▶ Given request: Copy out the lines that have "Quality" in them.

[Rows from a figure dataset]
-------

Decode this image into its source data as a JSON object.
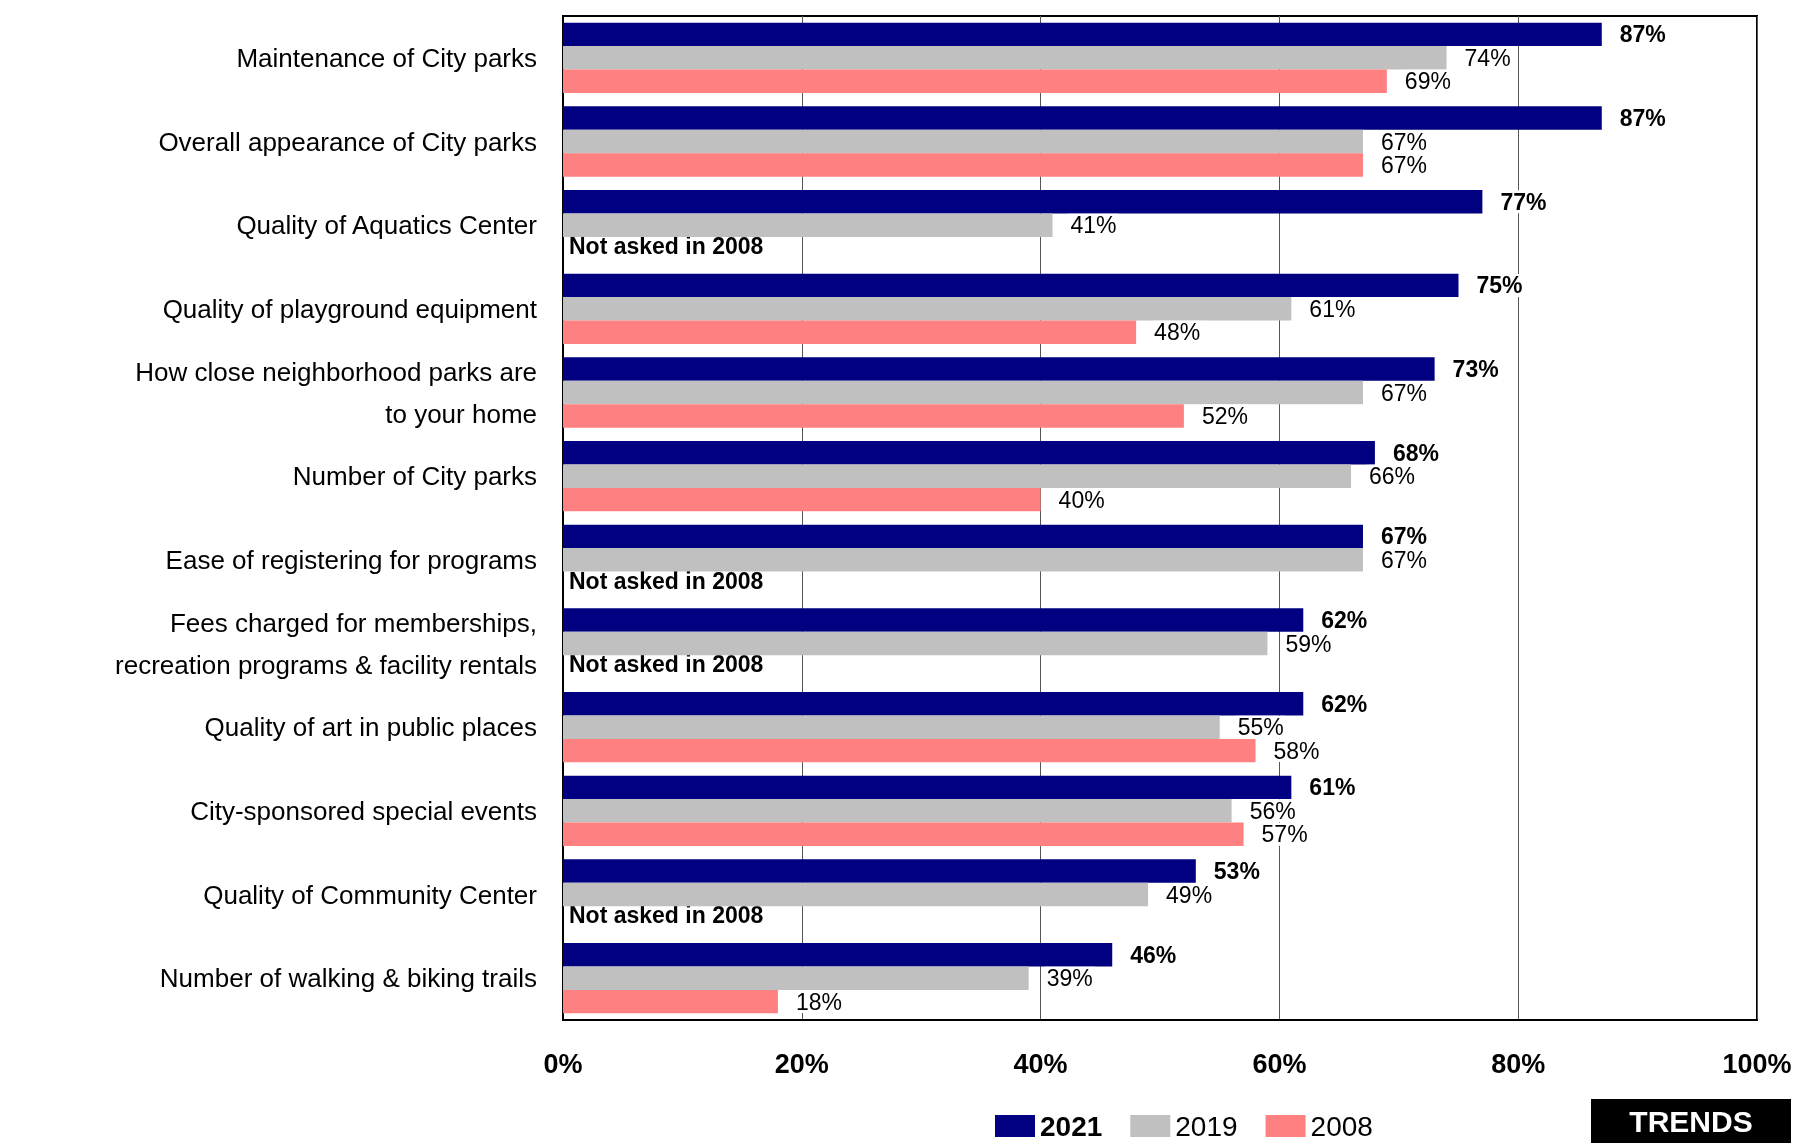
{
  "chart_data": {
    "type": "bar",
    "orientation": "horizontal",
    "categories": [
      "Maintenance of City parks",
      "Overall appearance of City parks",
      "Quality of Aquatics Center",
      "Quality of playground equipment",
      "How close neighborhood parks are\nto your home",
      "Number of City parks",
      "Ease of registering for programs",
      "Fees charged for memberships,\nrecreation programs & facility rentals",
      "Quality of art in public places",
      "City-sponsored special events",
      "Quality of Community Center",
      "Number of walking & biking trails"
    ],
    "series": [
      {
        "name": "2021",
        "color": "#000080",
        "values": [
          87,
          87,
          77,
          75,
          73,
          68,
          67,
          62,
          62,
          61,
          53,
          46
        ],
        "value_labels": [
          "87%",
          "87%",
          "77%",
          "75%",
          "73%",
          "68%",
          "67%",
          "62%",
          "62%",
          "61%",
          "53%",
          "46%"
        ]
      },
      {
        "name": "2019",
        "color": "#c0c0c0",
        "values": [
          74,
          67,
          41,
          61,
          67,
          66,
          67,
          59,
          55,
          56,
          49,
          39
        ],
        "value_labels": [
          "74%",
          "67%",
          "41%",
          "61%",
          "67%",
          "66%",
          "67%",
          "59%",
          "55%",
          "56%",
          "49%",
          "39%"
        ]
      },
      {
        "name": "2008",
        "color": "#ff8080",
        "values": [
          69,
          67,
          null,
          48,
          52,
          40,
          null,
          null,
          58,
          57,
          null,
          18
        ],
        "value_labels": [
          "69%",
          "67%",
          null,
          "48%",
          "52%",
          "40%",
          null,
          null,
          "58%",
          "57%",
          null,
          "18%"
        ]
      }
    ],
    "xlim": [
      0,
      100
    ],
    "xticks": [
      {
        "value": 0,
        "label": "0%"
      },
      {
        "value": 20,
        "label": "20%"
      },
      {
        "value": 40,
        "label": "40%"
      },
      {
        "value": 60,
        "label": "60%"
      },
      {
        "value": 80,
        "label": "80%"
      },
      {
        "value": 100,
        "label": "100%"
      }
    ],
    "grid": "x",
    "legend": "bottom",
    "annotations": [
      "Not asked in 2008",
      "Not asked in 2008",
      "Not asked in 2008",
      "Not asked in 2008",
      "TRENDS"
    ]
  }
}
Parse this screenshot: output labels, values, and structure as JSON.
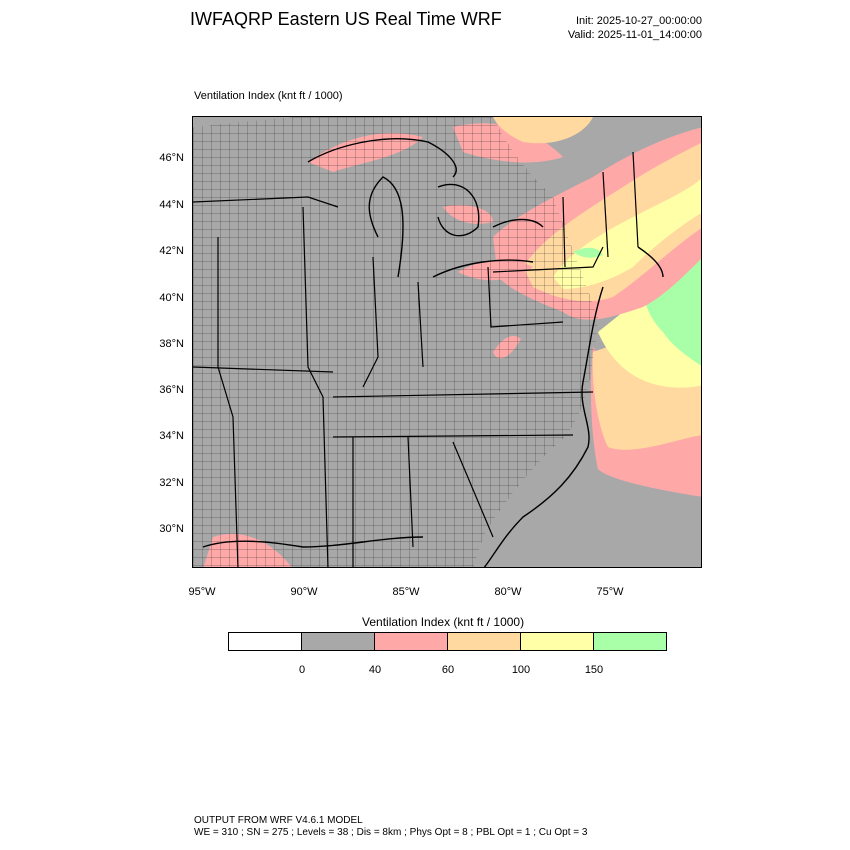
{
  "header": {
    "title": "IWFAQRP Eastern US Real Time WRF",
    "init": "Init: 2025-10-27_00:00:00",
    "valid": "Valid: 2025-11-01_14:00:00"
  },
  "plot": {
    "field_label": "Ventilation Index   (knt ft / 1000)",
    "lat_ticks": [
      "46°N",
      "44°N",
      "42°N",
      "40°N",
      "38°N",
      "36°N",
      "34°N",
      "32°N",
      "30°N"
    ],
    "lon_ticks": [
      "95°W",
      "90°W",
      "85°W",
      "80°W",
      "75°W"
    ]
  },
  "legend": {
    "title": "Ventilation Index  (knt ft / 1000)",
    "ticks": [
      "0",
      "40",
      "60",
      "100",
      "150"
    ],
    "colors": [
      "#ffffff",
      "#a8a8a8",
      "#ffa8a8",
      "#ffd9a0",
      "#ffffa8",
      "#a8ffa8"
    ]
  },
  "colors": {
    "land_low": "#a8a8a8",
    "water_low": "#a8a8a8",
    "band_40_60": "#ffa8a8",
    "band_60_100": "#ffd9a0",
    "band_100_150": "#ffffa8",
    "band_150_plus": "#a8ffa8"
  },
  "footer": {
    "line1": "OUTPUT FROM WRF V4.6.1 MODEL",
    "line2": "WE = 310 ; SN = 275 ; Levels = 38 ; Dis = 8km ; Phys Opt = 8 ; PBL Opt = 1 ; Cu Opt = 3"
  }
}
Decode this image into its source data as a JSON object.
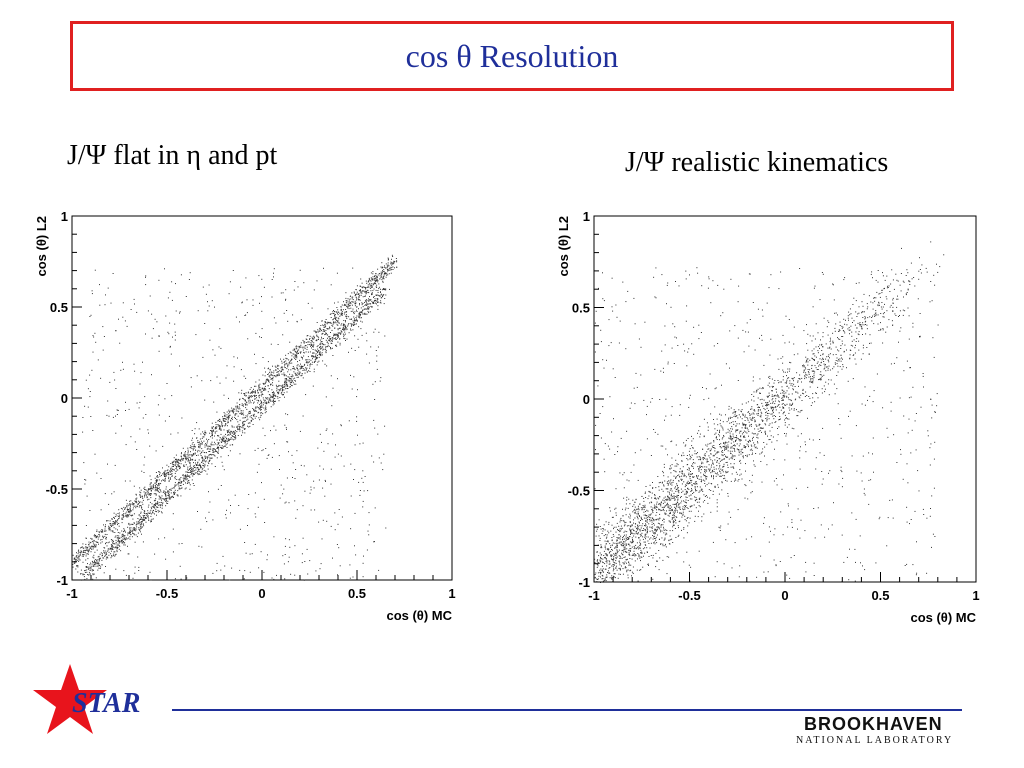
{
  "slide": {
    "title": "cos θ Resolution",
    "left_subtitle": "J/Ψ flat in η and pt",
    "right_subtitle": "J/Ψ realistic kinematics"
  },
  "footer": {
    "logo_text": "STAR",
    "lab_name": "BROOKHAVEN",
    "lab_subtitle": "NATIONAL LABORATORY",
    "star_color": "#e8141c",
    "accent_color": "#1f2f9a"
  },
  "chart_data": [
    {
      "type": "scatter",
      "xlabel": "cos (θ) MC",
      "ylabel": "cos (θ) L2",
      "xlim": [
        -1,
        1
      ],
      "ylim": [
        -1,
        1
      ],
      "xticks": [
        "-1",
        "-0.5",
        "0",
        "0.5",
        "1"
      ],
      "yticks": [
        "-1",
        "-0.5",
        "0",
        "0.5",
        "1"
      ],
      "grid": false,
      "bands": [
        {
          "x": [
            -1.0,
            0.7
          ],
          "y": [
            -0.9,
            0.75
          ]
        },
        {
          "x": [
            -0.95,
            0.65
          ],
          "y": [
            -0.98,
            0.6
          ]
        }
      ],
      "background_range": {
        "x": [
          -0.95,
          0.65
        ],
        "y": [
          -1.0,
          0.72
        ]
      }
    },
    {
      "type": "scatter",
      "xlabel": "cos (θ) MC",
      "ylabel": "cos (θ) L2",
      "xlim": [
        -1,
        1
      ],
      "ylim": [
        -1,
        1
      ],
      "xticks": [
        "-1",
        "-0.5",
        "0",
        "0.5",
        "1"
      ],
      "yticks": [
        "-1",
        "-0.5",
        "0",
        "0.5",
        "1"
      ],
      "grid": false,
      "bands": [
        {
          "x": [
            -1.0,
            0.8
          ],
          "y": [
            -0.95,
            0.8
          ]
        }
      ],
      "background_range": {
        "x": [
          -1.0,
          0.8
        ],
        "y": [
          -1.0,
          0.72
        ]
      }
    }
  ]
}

-------

▶ Completed exercise:
      "Quality of Aquatics Center",
      "Quality of playground equipment",
      "Quality of art in public places",
      "Quality of Community Center",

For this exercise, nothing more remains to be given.